Task to complete:
From the entries that follow, gather each line holding the word "repertoire".

......

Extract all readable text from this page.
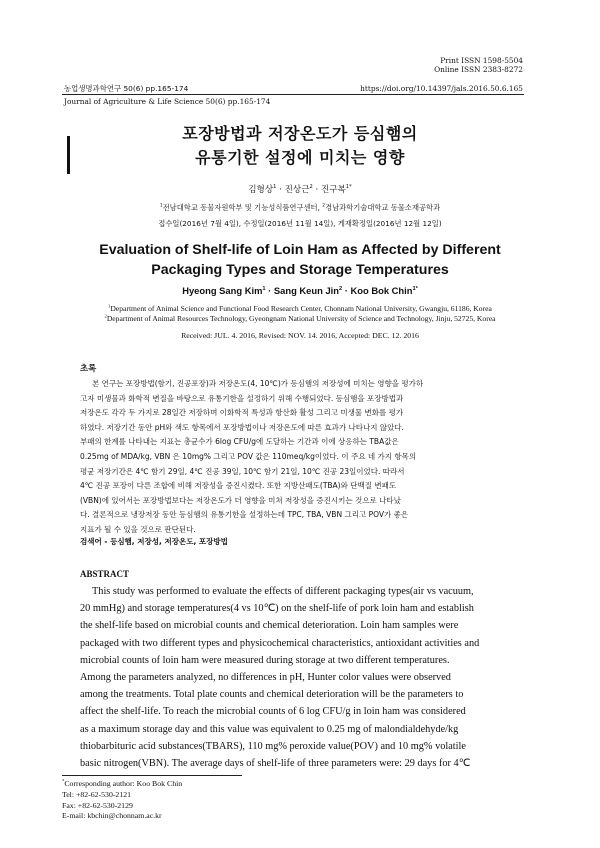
Print ISSN 1598-5504
Online ISSN 2383-8272
농업생명과학연구 50(6) pp.165-174	https://doi.org/10.14397/jals.2016.50.6.165
Journal of Agriculture & Life Science 50(6) pp.165-174
포장방법과 저장온도가 등심햄의
유통기한 설정에 미치는 영향
김형상$^1$ · 진상근$^2$ · 진구복$^{1*}$
$^1$전남대학교 동물자원학부 및 기능성식품연구센터, $^2$경남과학기술대학교 동물소재공학과
접수일(2016년 7월 4일), 수정일(2016년 11월 14일), 게재확정일(2016년 12월 12일)
Evaluation of Shelf-life of Loin Ham as Affected by Different
Packaging Types and Storage Temperatures
Hyeong Sang Kim$^1$ · Sang Keun Jin$^2$ · Koo Bok Chin$^{1*}$
$^1$Department of Animal Science and Functional Food Research Center, Chonnam National University, Gwangju, 61186, Korea
$^2$Department of Animal Resources Technology, Gyeongnam National University of Science and Technology, Jinju, 52725, Korea
Received: JUL. 4. 2016, Revised: NOV. 14. 2016, Accepted: DEC. 12. 2016
초록
본 연구는 포장방법(함기, 진공포장)과 저장온도(4, 10℃)가 등심햄의 저장성에 미치는 영향을 평가하
고자 미생물과 화학적 변질을 바탕으로 유통기한을 설정하기 위해 수행되었다. 등심햄을 포장방법과
저장온도 각각 두 가지로 28일간 저장하며 이화학적 특성과 항산화 활성 그리고 미생물 변화를 평가
하였다. 저장기간 동안 pH와 색도 항목에서 포장방법이나 저장온도에 따른 효과가 나타나지 않았다.
부패의 한계를 나타내는 지표는 총균수가 6log CFU/g에 도달하는 기간과 이에 상응하는 TBA값은
0.25mg of MDA/kg, VBN 은 10mg% 그리고 POV 값은 110meq/kg이었다. 이 주요 네 가지 항목의
평균 저장기간은 4℃ 함기 29일, 4℃ 진공 39일, 10℃ 함기 21일, 10℃ 진공 23일이었다. 따라서
4℃ 진공 포장이 다른 조합에 비해 저장성을 증진시켰다. 또한 지방산패도(TBA)와 단백질 변패도
(VBN)에 있어서는 포장방법보다는 저장온도가 더 영향을 미쳐 저장성을 증진시키는 것으로 나타났
다. 결론적으로 냉장저장 동안 등심햄의 유통기한을 설정하는데 TPC, TBA, VBN 그리고 POV가 좋은
지표가 될 수 있을 것으로 판단된다.
검색어 - 등심햄, 저장성, 저장온도, 포장방법
ABSTRACT
This study was performed to evaluate the effects of different packaging types(air vs vacuum,
20 mmHg) and storage temperatures(4 vs 10℃) on the shelf-life of pork loin ham and establish
the shelf-life based on microbial counts and chemical deterioration. Loin ham samples were
packaged with two different types and physicochemical characteristics, antioxidant activities and
microbial counts of loin ham were measured during storage at two different temperatures.
Among the parameters analyzed, no differences in pH, Hunter color values were observed
among the treatments. Total plate counts and chemical deterioration will be the parameters to
affect the shelf-life. To reach the microbial counts of 6 log CFU/g in loin ham was considered
as a maximum storage day and this value was equivalent to 0.25 mg of malondialdehyde/kg
thiobarbituric acid substances(TBARS), 110 mg% peroxide value(POV) and 10 mg% volatile
basic nitrogen(VBN). The average days of shelf-life of three parameters were: 29 days for 4℃
*Corresponding author: Koo Bok Chin
Tel: +82-62-530-2121
Fax: +82-62-530-2129
E-mail: kbchin@chonnam.ac.kr
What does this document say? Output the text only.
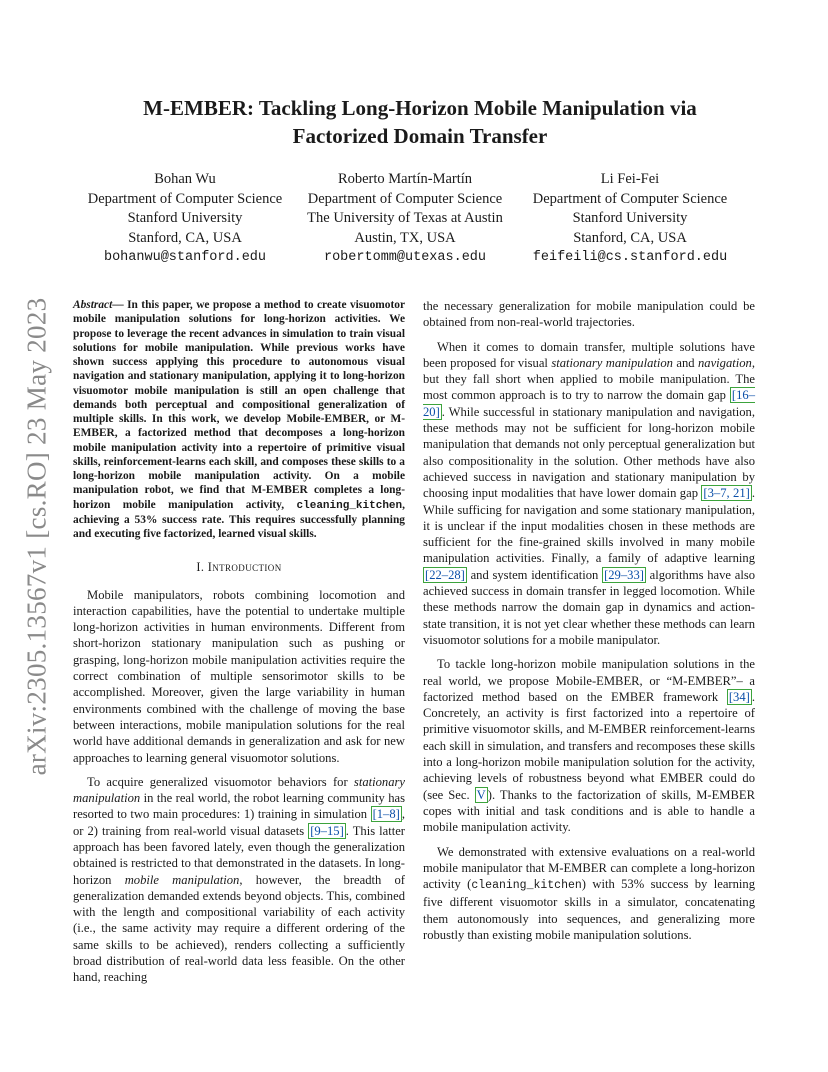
arXiv:2305.13567v1 [cs.RO] 23 May 2023
M-EMBER: Tackling Long-Horizon Mobile Manipulation via
Factorized Domain Transfer
Bohan Wu
Department of Computer Science
Stanford University
Stanford, CA, USA
bohanwu@stanford.edu
Roberto Martín-Martín
Department of Computer Science
The University of Texas at Austin
Austin, TX, USA
robertomm@utexas.edu
Li Fei-Fei
Department of Computer Science
Stanford University
Stanford, CA, USA
feifeili@cs.stanford.edu

Abstract— In this paper, we propose a method to create visuomotor mobile manipulation solutions for long-horizon activities. We propose to leverage the recent advances in simulation to train visual solutions for mobile manipulation. While previous works have shown success applying this procedure to autonomous visual navigation and stationary manipulation, applying it to long-horizon visuomotor mobile manipulation is still an open challenge that demands both perceptual and compositional generalization of multiple skills. In this work, we develop Mobile-EMBER, or M-EMBER, a factorized method that decomposes a long-horizon mobile manipulation activity into a repertoire of primitive visual skills, reinforcement-learns each skill, and composes these skills to a long-horizon mobile manipulation activity. On a mobile manipulation robot, we find that M-EMBER completes a long-horizon mobile manipulation activity, cleaning_kitchen, achieving a 53% success rate. This requires successfully planning and executing five factorized, learned visual skills.

I. Introduction

Mobile manipulators, robots combining locomotion and interaction capabilities, have the potential to undertake multiple long-horizon activities in human environments. Different from short-horizon stationary manipulation such as pushing or grasping, long-horizon mobile manipulation activities require the correct combination of multiple sensorimotor skills to be accomplished. Moreover, given the large variability in human environments combined with the challenge of moving the base between interactions, mobile manipulation solutions for the real world have additional demands in generalization and ask for new approaches to learning general visuomotor solutions.

To acquire generalized visuomotor behaviors for stationary manipulation in the real world, the robot learning community has resorted to two main procedures: 1) training in simulation [1–8] , or 2) training from real-world visual datasets [9–15] . This latter approach has been favored lately, even though the generalization obtained is restricted to that demonstrated in the datasets. In long-horizon mobile manipulation, however, the breadth of generalization demanded extends beyond objects. This, combined with the length and compositional variability of each activity (i.e., the same activity may require a different ordering of the same skills to be achieved), renders collecting a sufficiently broad distribution of real-world data less feasible. On the other hand, reaching

the necessary generalization for mobile manipulation could be obtained from non-real-world trajectories.

When it comes to domain transfer, multiple solutions have been proposed for visual stationary manipulation and navigation, but they fall short when applied to mobile manipulation. The most common approach is to try to narrow the domain gap [16–20] . While successful in stationary manipulation and navigation, these methods may not be sufficient for long-horizon mobile manipulation that demands not only perceptual generalization but also compositionality in the solution. Other methods have also achieved success in navigation and stationary manipulation by choosing input modalities that have lower domain gap [3–7, 21] . While sufficing for navigation and some stationary manipulation, it is unclear if the input modalities chosen in these methods are sufficient for the fine-grained skills involved in many mobile manipulation activities. Finally, a family of adaptive learning [22–28] and system identification [29–33] algorithms have also achieved success in domain transfer in legged locomotion. While these methods narrow the domain gap in dynamics and action-state transition, it is not yet clear whether these methods can learn visuomotor solutions for a mobile manipulator.

To tackle long-horizon mobile manipulation solutions in the real world, we propose Mobile-EMBER, or “M-EMBER”– a factorized method based on the EMBER framework [34] . Concretely, an activity is first factorized into a repertoire of primitive visuomotor skills, and M-EMBER reinforcement-learns each skill in simulation, and transfers and recomposes these skills into a long-horizon mobile manipulation solution for the activity, achieving levels of robustness beyond what EMBER could do (see Sec. V ). Thanks to the factorization of skills, M-EMBER copes with initial and task conditions and is able to handle a mobile manipulation activity.

We demonstrated with extensive evaluations on a real-world mobile manipulator that M-EMBER can complete a long-horizon activity (cleaning_kitchen) with 53% success by learning five different visuomotor skills in a simulator, concatenating them autonomously into sequences, and generalizing more robustly than existing mobile manipulation solutions.
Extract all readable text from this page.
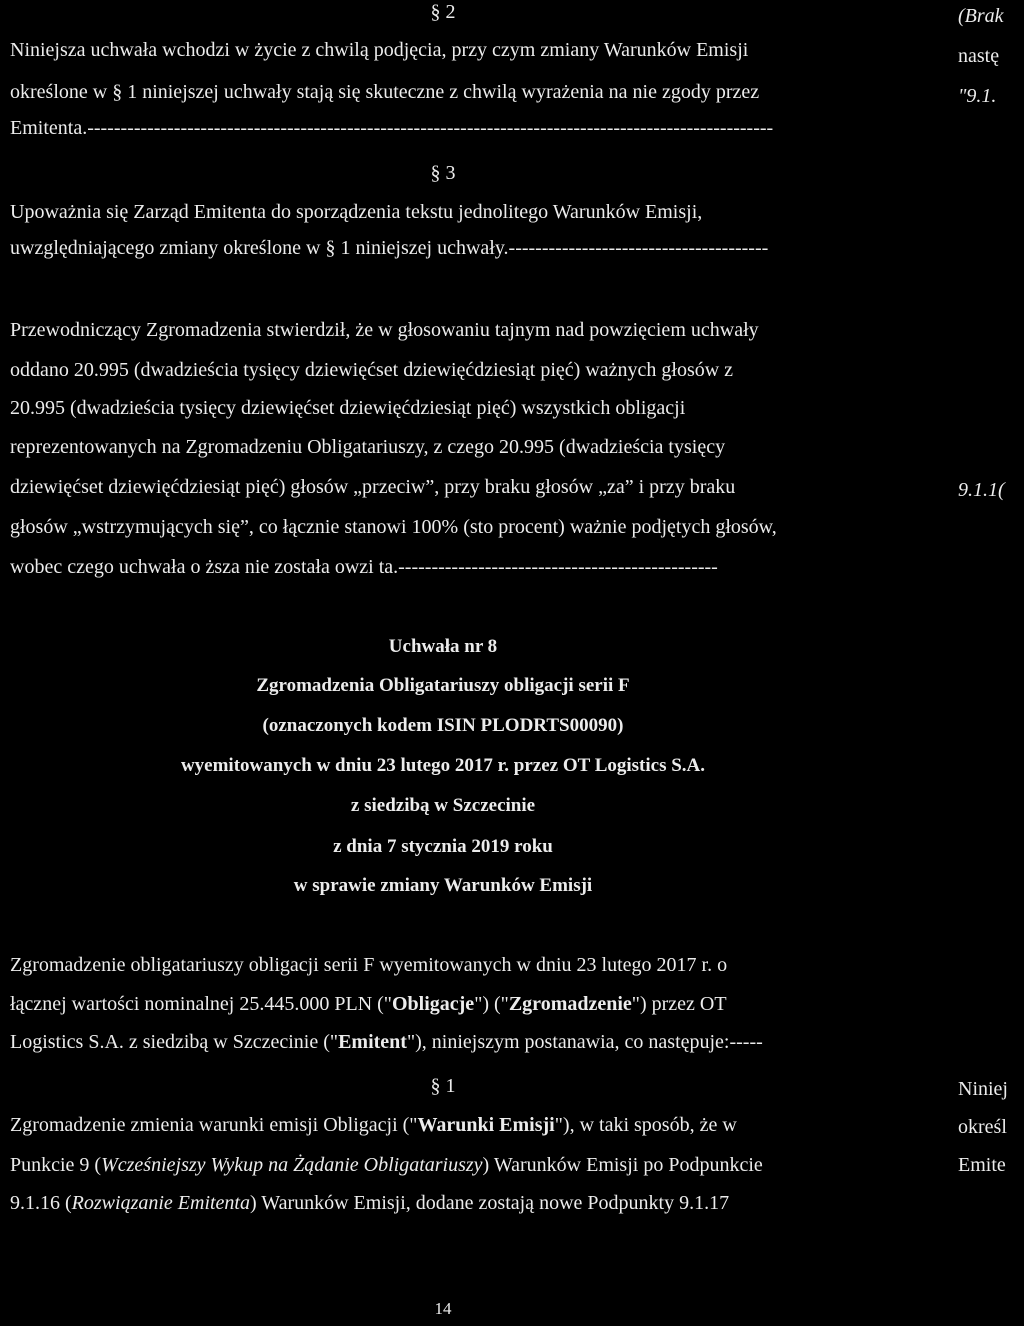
§ 2
Niniejsza uchwała wchodzi w życie z chwilą podjęcia, przy czym zmiany Warunków Emisji
określone w § 1 niniejszej uchwały stają się skuteczne z chwilą wyrażenia na nie zgody przez
Emitenta.-------------------------------------------------------------------------------------------------------
§ 3
Upoważnia się Zarząd Emitenta do sporządzenia tekstu jednolitego Warunków Emisji,
uwzględniającego zmiany określone w § 1 niniejszej uchwały.---------------------------------------
Przewodniczący Zgromadzenia stwierdził, że w głosowaniu tajnym nad powzięciem uchwały
oddano 20.995 (dwadzieścia tysięcy dziewięćset dziewięćdziesiąt pięć) ważnych głosów z
20.995 (dwadzieścia tysięcy dziewięćset dziewięćdziesiąt pięć) wszystkich obligacji
reprezentowanych na Zgromadzeniu Obligatariuszy, z czego 20.995 (dwadzieścia tysięcy
dziewięćset dziewięćdziesiąt pięć) głosów „przeciw”, przy braku głosów „za” i przy braku
głosów „wstrzymujących się”, co łącznie stanowi 100% (sto procent) ważnie podjętych głosów,
wobec czego uchwała o ższa nie została owzi ta.------------------------------------------------
Uchwała nr 8
Zgromadzenia Obligatariuszy obligacji serii F
(oznaczonych kodem ISIN PLODRTS00090)
wyemitowanych w dniu 23 lutego 2017 r. przez OT Logistics S.A.
z siedzibą w Szczecinie
z dnia 7 stycznia 2019 roku
w sprawie zmiany Warunków Emisji
Zgromadzenie obligatariuszy obligacji serii F wyemitowanych w dniu 23 lutego 2017 r. o
łącznej wartości nominalnej 25.445.000 PLN ("Obligacje") ("Zgromadzenie") przez OT
Logistics S.A. z siedzibą w Szczecinie ("Emitent"), niniejszym postanawia, co następuje:-----
§ 1
Zgromadzenie zmienia warunki emisji Obligacji ("Warunki Emisji"), w taki sposób, że w
Punkcie 9 (Wcześniejszy Wykup na Żądanie Obligatariuszy) Warunków Emisji po Podpunkcie
9.1.16 (Rozwiązanie Emitenta) Warunków Emisji, dodane zostają nowe Podpunkty 9.1.17
14
(Brak
nastę
"9.1.
9.1.1(
Niniej
określ
Emite
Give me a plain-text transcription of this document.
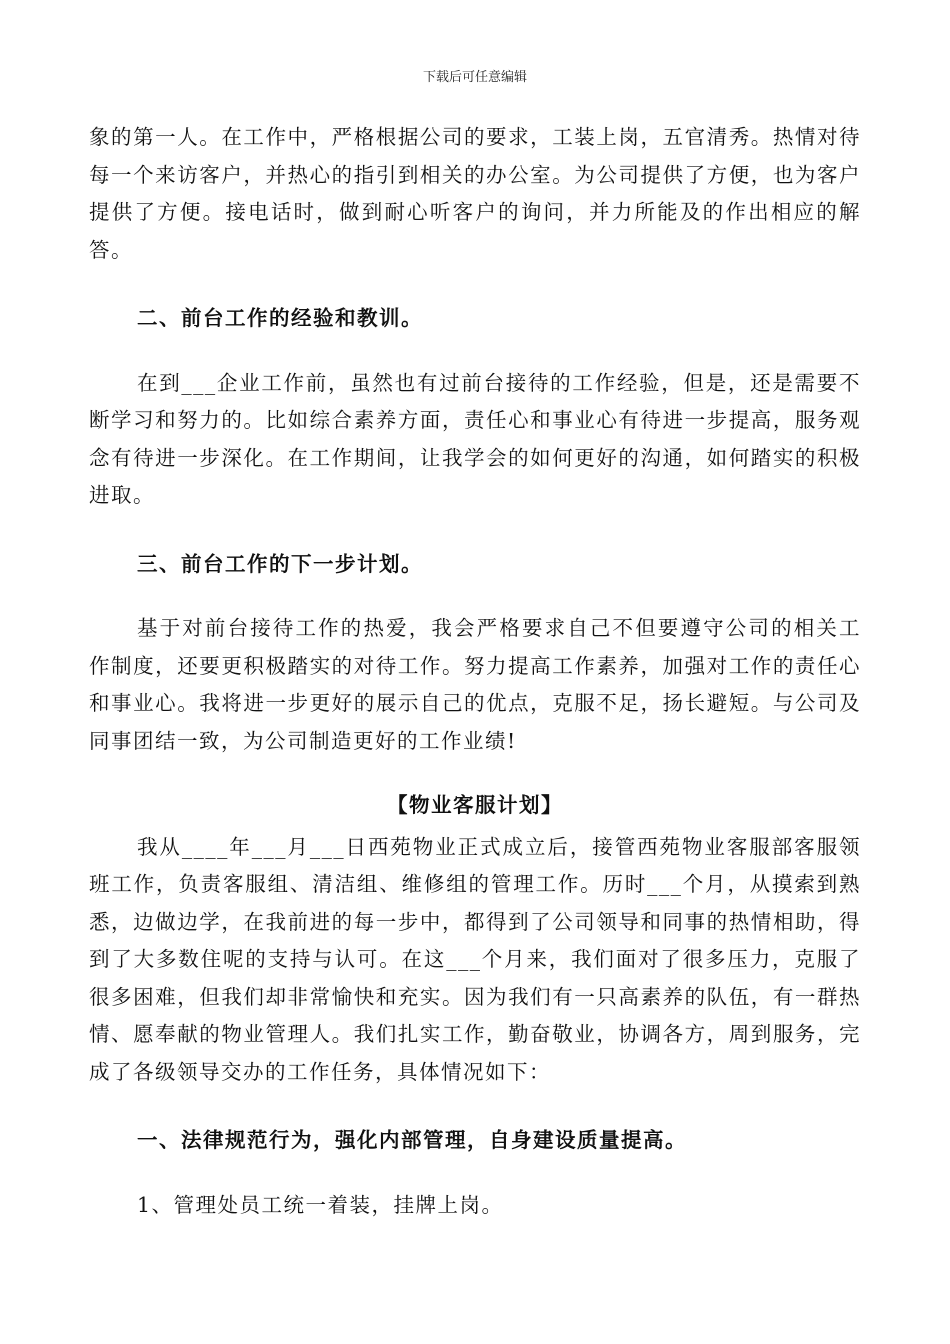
下载后可任意编辑

象的第一人。在工作中，严格根据公司的要求，工装上岗，五官清秀。热情对待每一个来访客户，并热心的指引到相关的办公室。为公司提供了方便，也为客户提供了方便。接电话时，做到耐心听客户的询问，并力所能及的作出相应的解答。

二、前台工作的经验和教训。

在到___企业工作前，虽然也有过前台接待的工作经验，但是，还是需要不断学习和努力的。比如综合素养方面，责任心和事业心有待进一步提高，服务观念有待进一步深化。在工作期间，让我学会的如何更好的沟通，如何踏实的积极进取。

三、前台工作的下一步计划。

基于对前台接待工作的热爱，我会严格要求自己不但要遵守公司的相关工作制度，还要更积极踏实的对待工作。努力提高工作素养，加强对工作的责任心和事业心。我将进一步更好的展示自己的优点，克服不足，扬长避短。与公司及同事团结一致，为公司制造更好的工作业绩!

【物业客服计划】

我从____年___月___日西苑物业正式成立后，接管西苑物业客服部客服领班工作，负责客服组、清洁组、维修组的管理工作。历时___个月，从摸索到熟悉，边做边学，在我前进的每一步中，都得到了公司领导和同事的热情相助，得到了大多数住呢的支持与认可。在这___个月来，我们面对了很多压力，克服了很多困难，但我们却非常愉快和充实。因为我们有一只高素养的队伍，有一群热情、愿奉献的物业管理人。我们扎实工作，勤奋敬业，协调各方，周到服务，完成了各级领导交办的工作任务，具体情况如下：

一、法律规范行为，强化内部管理，自身建设质量提高。

1、管理处员工统一着装，挂牌上岗。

......

Result:
Abstract— In this paper, we propose a method to create visuomotor mobile manipulation solutions for long-horizon activities. We propose to leverage the recent advances in simulation to train visual solutions for mobile manipulation. While previous works have shown success applying this procedure to autonomous visual navigation and stationary manipulation, applying it to long-horizon visuomotor mobile manipulation is still an open challenge that demands both perceptual and compositional generalization of multiple skills. In this work, we develop Mobile-EMBER, or M-EMBER, a factorized method that decomposes a long-horizon mobile manipulation activity into a repertoire of primitive visual skills, reinforcement-learns each skill, and composes these skills to a long-horizon mobile manipulation activity. On a mobile manipulation robot, we find that M-EMBER completes a long-horizon mobile manipulation activity, cleaning_kitchen, achieving a 53% success rate. This requires successfully planning and executing five factorized, learned visual skills.
To tackle long-horizon mobile manipulation solutions in the real world, we propose Mobile-EMBER, or “M-EMBER”– a factorized method based on the EMBER framework [34] . Concretely, an activity is first factorized into a repertoire of primitive visuomotor skills, and M-EMBER reinforcement-learns each skill in simulation, and transfers and recomposes these skills into a long-horizon mobile manipulation solution for the activity, achieving levels of robustness beyond what EMBER could do (see Sec. V ). Thanks to the factorization of skills, M-EMBER copes with initial and task conditions and is able to handle a mobile manipulation activity.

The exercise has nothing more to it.